_Written instruction_: Rewrite the records below, replacing every "circle-bullet-icon" with "round-bullet-icon" and leaving everything else unchanged.

_Supplied records_:
-- begin --
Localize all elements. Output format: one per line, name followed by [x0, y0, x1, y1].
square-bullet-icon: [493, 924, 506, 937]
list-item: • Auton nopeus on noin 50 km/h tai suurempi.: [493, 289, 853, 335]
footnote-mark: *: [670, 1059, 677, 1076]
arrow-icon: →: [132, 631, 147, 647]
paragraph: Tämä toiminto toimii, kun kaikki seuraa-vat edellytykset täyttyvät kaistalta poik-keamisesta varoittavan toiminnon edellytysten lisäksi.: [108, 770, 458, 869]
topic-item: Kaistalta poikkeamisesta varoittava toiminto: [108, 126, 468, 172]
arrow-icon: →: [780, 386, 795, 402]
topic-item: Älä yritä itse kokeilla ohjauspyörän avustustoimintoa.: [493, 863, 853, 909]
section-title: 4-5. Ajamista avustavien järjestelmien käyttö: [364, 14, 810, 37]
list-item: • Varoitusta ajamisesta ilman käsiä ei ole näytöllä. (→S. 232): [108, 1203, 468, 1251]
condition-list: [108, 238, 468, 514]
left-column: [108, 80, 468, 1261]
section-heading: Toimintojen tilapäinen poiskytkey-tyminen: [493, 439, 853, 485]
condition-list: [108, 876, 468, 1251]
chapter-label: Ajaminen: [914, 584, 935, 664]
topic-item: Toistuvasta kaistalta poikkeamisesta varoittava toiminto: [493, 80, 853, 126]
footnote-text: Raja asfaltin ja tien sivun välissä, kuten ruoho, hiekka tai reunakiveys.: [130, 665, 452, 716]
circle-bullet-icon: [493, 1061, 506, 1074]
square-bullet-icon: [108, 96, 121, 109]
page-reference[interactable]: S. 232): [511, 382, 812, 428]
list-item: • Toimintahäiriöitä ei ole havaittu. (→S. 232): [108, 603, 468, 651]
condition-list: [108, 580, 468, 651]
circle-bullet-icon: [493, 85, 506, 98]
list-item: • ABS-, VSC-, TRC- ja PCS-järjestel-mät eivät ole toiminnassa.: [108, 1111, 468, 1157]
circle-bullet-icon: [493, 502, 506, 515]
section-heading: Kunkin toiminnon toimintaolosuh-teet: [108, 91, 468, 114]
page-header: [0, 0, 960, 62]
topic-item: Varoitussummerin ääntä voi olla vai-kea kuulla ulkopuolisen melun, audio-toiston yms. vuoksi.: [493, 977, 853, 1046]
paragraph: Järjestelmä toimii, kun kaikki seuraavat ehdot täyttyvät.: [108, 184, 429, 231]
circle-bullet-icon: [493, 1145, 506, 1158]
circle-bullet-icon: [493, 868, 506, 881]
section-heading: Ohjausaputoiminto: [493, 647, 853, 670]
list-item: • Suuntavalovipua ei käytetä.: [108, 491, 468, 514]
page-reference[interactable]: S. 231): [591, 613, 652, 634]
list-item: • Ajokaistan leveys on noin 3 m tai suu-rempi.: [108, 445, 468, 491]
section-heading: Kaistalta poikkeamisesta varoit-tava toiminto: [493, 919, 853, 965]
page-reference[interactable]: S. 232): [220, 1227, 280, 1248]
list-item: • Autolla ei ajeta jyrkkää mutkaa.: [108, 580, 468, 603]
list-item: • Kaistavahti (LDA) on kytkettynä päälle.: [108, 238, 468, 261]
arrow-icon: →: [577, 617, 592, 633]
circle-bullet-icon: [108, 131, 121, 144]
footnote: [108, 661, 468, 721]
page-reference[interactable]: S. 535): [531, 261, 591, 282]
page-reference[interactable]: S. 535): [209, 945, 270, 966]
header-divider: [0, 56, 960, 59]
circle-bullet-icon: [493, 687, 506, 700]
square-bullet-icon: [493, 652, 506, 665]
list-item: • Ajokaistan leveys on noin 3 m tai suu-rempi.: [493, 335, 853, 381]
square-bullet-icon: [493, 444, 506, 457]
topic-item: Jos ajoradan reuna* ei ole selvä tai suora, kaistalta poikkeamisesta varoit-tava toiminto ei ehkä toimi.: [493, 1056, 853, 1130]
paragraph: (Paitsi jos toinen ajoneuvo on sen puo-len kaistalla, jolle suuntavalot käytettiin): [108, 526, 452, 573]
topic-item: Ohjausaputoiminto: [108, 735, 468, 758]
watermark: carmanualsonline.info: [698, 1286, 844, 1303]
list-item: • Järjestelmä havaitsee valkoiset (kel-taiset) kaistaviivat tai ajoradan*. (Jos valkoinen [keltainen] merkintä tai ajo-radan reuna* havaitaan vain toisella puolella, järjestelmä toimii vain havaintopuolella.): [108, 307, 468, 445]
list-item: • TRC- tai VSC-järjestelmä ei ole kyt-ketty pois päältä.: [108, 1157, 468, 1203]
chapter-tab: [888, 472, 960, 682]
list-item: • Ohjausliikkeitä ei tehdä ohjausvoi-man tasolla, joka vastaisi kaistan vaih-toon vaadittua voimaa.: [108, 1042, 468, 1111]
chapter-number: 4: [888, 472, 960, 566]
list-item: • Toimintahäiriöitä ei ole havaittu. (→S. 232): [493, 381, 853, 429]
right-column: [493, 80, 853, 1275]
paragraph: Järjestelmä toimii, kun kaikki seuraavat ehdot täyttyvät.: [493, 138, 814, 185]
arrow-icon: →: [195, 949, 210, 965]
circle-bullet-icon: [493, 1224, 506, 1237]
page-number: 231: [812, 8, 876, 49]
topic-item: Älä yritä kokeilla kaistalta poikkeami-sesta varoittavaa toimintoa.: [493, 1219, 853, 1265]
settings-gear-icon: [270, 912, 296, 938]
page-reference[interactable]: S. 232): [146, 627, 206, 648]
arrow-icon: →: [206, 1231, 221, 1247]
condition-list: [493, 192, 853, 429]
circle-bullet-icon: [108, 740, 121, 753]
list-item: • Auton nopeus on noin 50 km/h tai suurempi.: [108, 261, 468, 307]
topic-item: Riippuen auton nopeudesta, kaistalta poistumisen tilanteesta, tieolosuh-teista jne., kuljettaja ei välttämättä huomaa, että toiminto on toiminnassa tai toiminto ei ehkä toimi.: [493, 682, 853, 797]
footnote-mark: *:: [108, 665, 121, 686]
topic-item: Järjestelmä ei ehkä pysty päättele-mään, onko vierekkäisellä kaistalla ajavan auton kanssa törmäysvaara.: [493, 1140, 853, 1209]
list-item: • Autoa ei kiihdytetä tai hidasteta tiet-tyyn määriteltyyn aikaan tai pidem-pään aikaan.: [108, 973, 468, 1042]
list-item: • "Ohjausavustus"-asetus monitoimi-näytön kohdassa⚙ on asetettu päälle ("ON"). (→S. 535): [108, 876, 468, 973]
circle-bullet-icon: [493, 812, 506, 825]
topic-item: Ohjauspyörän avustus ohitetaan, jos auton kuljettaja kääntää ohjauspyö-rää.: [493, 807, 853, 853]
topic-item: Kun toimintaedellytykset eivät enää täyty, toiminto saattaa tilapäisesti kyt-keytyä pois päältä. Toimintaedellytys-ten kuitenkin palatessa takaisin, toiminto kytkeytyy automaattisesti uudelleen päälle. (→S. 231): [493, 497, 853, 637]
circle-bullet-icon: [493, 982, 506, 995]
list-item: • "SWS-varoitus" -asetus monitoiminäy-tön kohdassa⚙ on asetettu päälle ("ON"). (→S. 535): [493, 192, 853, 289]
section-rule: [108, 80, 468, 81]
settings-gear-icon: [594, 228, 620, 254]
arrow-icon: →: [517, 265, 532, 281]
-- end --
_Complete response_:
Localize all elements. Output format: one per line, name followed by [x0, y0, x1, y1].
square-bullet-icon: [493, 924, 506, 937]
list-item: • Auton nopeus on noin 50 km/h tai suurempi.: [493, 289, 853, 335]
footnote-mark: *: [670, 1059, 677, 1076]
arrow-icon: →: [132, 631, 147, 647]
paragraph: Tämä toiminto toimii, kun kaikki seuraa-vat edellytykset täyttyvät kaistalta poik-keamisesta varoittavan toiminnon edellytysten lisäksi.: [108, 770, 458, 869]
topic-item: Kaistalta poikkeamisesta varoittava toiminto: [108, 126, 468, 172]
arrow-icon: →: [780, 386, 795, 402]
topic-item: Älä yritä itse kokeilla ohjauspyörän avustustoimintoa.: [493, 863, 853, 909]
section-title: 4-5. Ajamista avustavien järjestelmien käyttö: [364, 14, 810, 37]
list-item: • Varoitusta ajamisesta ilman käsiä ei ole näytöllä. (→S. 232): [108, 1203, 468, 1251]
condition-list: [108, 238, 468, 514]
left-column: [108, 80, 468, 1261]
section-heading: Toimintojen tilapäinen poiskytkey-tyminen: [493, 439, 853, 485]
condition-list: [108, 876, 468, 1251]
chapter-label: Ajaminen: [914, 584, 935, 664]
topic-item: Toistuvasta kaistalta poikkeamisesta varoittava toiminto: [493, 80, 853, 126]
footnote-text: Raja asfaltin ja tien sivun välissä, kuten ruoho, hiekka tai reunakiveys.: [130, 665, 452, 716]
round-bullet-icon: [493, 1061, 506, 1074]
square-bullet-icon: [108, 96, 121, 109]
page-reference[interactable]: S. 232): [511, 382, 812, 428]
list-item: • Toimintahäiriöitä ei ole havaittu. (→S. 232): [108, 603, 468, 651]
condition-list: [108, 580, 468, 651]
round-bullet-icon: [493, 85, 506, 98]
list-item: • ABS-, VSC-, TRC- ja PCS-järjestel-mät eivät ole toiminnassa.: [108, 1111, 468, 1157]
round-bullet-icon: [493, 502, 506, 515]
section-heading: Kunkin toiminnon toimintaolosuh-teet: [108, 91, 468, 114]
page-header: [0, 0, 960, 62]
topic-item: Varoitussummerin ääntä voi olla vai-kea kuulla ulkopuolisen melun, audio-toiston yms. vuoksi.: [493, 977, 853, 1046]
paragraph: Järjestelmä toimii, kun kaikki seuraavat ehdot täyttyvät.: [108, 184, 429, 231]
round-bullet-icon: [493, 1145, 506, 1158]
round-bullet-icon: [493, 868, 506, 881]
section-heading: Ohjausaputoiminto: [493, 647, 853, 670]
list-item: • Suuntavalovipua ei käytetä.: [108, 491, 468, 514]
page-reference[interactable]: S. 231): [591, 613, 652, 634]
list-item: • Ajokaistan leveys on noin 3 m tai suu-rempi.: [108, 445, 468, 491]
section-heading: Kaistalta poikkeamisesta varoit-tava toiminto: [493, 919, 853, 965]
page-reference[interactable]: S. 232): [220, 1227, 280, 1248]
list-item: • Autolla ei ajeta jyrkkää mutkaa.: [108, 580, 468, 603]
list-item: • Kaistavahti (LDA) on kytkettynä päälle.: [108, 238, 468, 261]
arrow-icon: →: [577, 617, 592, 633]
round-bullet-icon: [108, 131, 121, 144]
footnote: [108, 661, 468, 721]
page-reference[interactable]: S. 535): [531, 261, 591, 282]
page-reference[interactable]: S. 535): [209, 945, 270, 966]
header-divider: [0, 56, 960, 59]
round-bullet-icon: [493, 687, 506, 700]
square-bullet-icon: [493, 652, 506, 665]
list-item: • Ajokaistan leveys on noin 3 m tai suu-rempi.: [493, 335, 853, 381]
square-bullet-icon: [493, 444, 506, 457]
topic-item: Jos ajoradan reuna* ei ole selvä tai suora, kaistalta poikkeamisesta varoit-tava toiminto ei ehkä toimi.: [493, 1056, 853, 1130]
paragraph: (Paitsi jos toinen ajoneuvo on sen puo-len kaistalla, jolle suuntavalot käytettiin): [108, 526, 452, 573]
topic-item: Ohjausaputoiminto: [108, 735, 468, 758]
watermark: carmanualsonline.info: [698, 1286, 844, 1303]
list-item: • Järjestelmä havaitsee valkoiset (kel-taiset) kaistaviivat tai ajoradan*. (Jos valkoinen [keltainen] merkintä tai ajo-radan reuna* havaitaan vain toisella puolella, järjestelmä toimii vain havaintopuolella.): [108, 307, 468, 445]
list-item: • TRC- tai VSC-järjestelmä ei ole kyt-ketty pois päältä.: [108, 1157, 468, 1203]
chapter-tab: [888, 472, 960, 682]
list-item: • Ohjausliikkeitä ei tehdä ohjausvoi-man tasolla, joka vastaisi kaistan vaih-toon vaadittua voimaa.: [108, 1042, 468, 1111]
chapter-number: 4: [888, 472, 960, 566]
list-item: • Toimintahäiriöitä ei ole havaittu. (→S. 232): [493, 381, 853, 429]
right-column: [493, 80, 853, 1275]
paragraph: Järjestelmä toimii, kun kaikki seuraavat ehdot täyttyvät.: [493, 138, 814, 185]
arrow-icon: →: [195, 949, 210, 965]
round-bullet-icon: [493, 1224, 506, 1237]
page-number: 231: [812, 8, 876, 49]
topic-item: Älä yritä kokeilla kaistalta poikkeami-sesta varoittavaa toimintoa.: [493, 1219, 853, 1265]
settings-gear-icon: [270, 912, 296, 938]
page-reference[interactable]: S. 232): [146, 627, 206, 648]
arrow-icon: →: [206, 1231, 221, 1247]
condition-list: [493, 192, 853, 429]
round-bullet-icon: [108, 740, 121, 753]
list-item: • Auton nopeus on noin 50 km/h tai suurempi.: [108, 261, 468, 307]
topic-item: Riippuen auton nopeudesta, kaistalta poistumisen tilanteesta, tieolosuh-teista jne., kuljettaja ei välttämättä huomaa, että toiminto on toiminnassa tai toiminto ei ehkä toimi.: [493, 682, 853, 797]
footnote-mark: *:: [108, 665, 121, 686]
topic-item: Järjestelmä ei ehkä pysty päättele-mään, onko vierekkäisellä kaistalla ajavan auton kanssa törmäysvaara.: [493, 1140, 853, 1209]
list-item: • Autoa ei kiihdytetä tai hidasteta tiet-tyyn määriteltyyn aikaan tai pidem-pään aikaan.: [108, 973, 468, 1042]
list-item: • "Ohjausavustus"-asetus monitoimi-näytön kohdassa⚙ on asetettu päälle ("ON"). (→S. 535): [108, 876, 468, 973]
round-bullet-icon: [493, 812, 506, 825]
topic-item: Ohjauspyörän avustus ohitetaan, jos auton kuljettaja kääntää ohjauspyö-rää.: [493, 807, 853, 853]
topic-item: Kun toimintaedellytykset eivät enää täyty, toiminto saattaa tilapäisesti kyt-keytyä pois päältä. Toimintaedellytys-ten kuitenkin palatessa takaisin, toiminto kytkeytyy automaattisesti uudelleen päälle. (→S. 231): [493, 497, 853, 637]
round-bullet-icon: [493, 982, 506, 995]
list-item: • "SWS-varoitus" -asetus monitoiminäy-tön kohdassa⚙ on asetettu päälle ("ON"). (→S. 535): [493, 192, 853, 289]
section-rule: [108, 80, 468, 81]
settings-gear-icon: [594, 228, 620, 254]
arrow-icon: →: [517, 265, 532, 281]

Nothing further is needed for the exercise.